Directions for this task: Locate each line in the records containing "Untuk". Copy it.

Extracted data:

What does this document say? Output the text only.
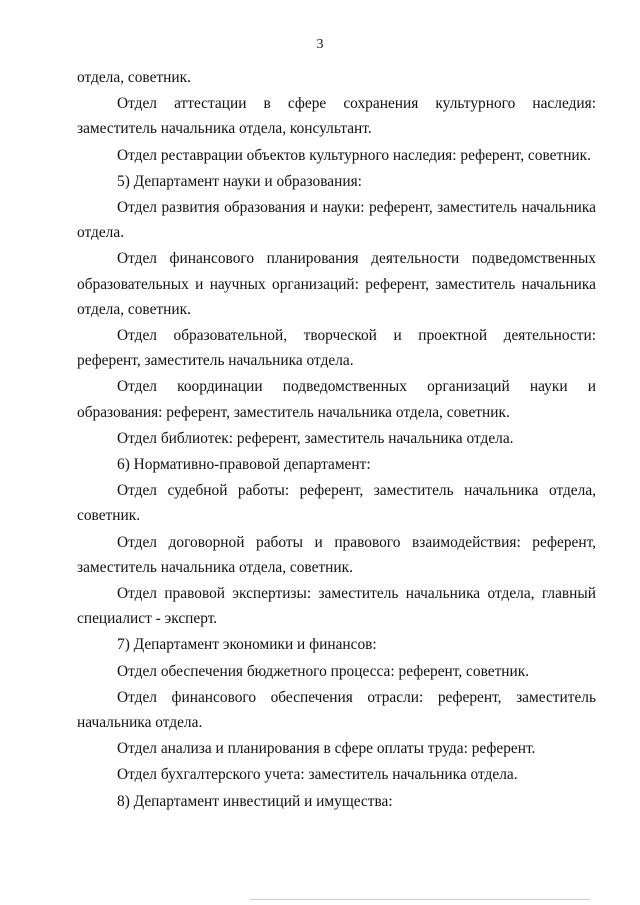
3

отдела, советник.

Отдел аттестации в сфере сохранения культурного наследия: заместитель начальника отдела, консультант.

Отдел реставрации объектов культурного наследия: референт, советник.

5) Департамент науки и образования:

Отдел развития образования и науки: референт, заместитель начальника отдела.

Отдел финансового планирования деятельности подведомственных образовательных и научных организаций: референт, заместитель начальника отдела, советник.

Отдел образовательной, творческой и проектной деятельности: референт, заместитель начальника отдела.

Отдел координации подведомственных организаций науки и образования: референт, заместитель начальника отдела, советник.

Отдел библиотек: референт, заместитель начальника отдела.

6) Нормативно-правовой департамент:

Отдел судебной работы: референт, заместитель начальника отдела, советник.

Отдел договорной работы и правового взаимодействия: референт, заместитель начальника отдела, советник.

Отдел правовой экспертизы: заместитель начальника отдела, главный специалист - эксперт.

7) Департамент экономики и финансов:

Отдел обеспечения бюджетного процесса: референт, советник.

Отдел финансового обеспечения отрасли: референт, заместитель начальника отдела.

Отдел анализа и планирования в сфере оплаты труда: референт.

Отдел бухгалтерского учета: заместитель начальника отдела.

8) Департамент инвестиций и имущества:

---

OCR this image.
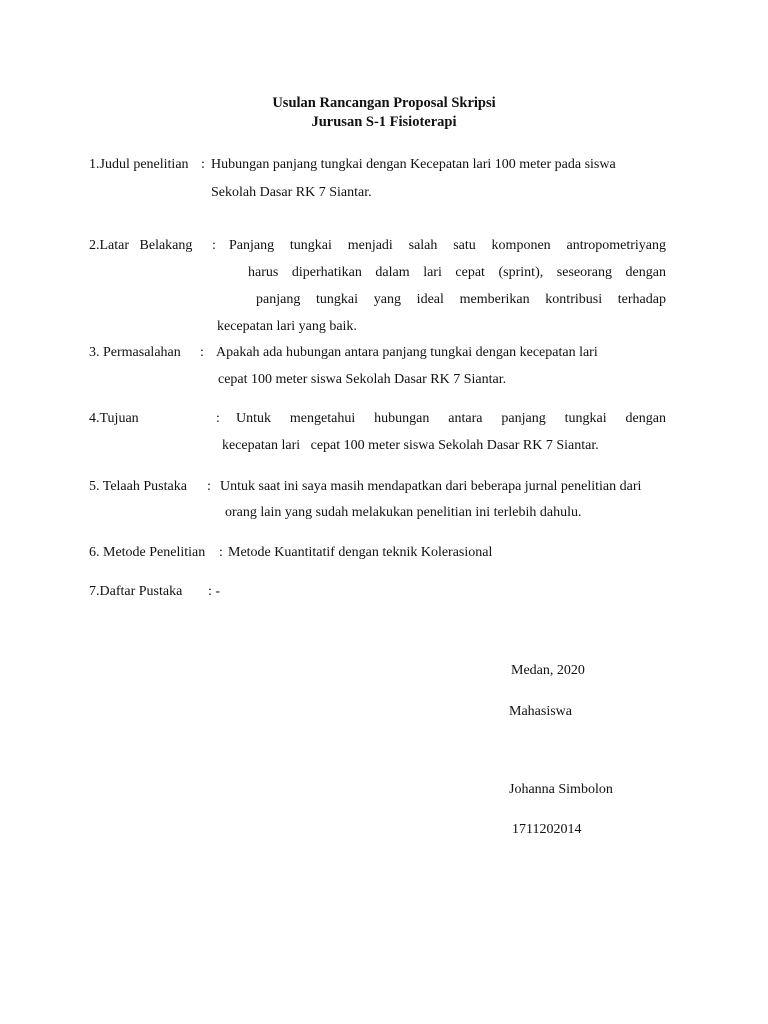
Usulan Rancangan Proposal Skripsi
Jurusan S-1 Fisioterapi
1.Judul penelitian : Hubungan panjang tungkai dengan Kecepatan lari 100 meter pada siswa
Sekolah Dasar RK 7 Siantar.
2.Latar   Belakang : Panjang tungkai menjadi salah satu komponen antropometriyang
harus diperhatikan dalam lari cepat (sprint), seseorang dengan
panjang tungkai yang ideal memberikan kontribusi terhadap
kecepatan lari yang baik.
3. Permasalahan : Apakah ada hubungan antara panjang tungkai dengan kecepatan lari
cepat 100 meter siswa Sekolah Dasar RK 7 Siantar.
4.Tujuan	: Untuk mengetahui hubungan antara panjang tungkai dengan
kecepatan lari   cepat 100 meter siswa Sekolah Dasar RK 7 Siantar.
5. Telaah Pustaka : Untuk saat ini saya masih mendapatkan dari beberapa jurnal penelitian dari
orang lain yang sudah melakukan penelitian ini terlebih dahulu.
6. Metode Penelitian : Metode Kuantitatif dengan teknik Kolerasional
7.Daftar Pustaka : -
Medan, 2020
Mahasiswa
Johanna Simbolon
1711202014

* * *

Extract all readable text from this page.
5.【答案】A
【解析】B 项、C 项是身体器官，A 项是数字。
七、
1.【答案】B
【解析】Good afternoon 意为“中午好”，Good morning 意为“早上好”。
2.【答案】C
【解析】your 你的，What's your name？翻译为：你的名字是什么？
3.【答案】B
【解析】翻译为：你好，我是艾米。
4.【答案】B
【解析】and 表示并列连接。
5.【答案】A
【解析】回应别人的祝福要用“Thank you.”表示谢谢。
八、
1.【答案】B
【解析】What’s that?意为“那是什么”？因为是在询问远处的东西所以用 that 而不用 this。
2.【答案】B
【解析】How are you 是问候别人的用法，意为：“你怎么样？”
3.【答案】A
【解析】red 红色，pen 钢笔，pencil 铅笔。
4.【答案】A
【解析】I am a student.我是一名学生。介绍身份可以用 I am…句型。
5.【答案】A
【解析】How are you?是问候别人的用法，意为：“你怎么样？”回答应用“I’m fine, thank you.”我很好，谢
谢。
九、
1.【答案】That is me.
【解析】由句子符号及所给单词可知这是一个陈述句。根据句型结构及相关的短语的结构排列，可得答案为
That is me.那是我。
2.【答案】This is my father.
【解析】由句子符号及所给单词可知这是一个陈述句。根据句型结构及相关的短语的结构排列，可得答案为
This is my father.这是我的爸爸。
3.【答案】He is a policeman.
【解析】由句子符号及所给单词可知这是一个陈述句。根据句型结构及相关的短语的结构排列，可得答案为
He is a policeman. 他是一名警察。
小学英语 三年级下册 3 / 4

Complete answer:
4.Tujuan	: Untuk mengetahui hubungan antara panjang tungkai dengan
5. Telaah Pustaka : Untuk saat ini saya masih mendapatkan dari beberapa jurnal penelitian dari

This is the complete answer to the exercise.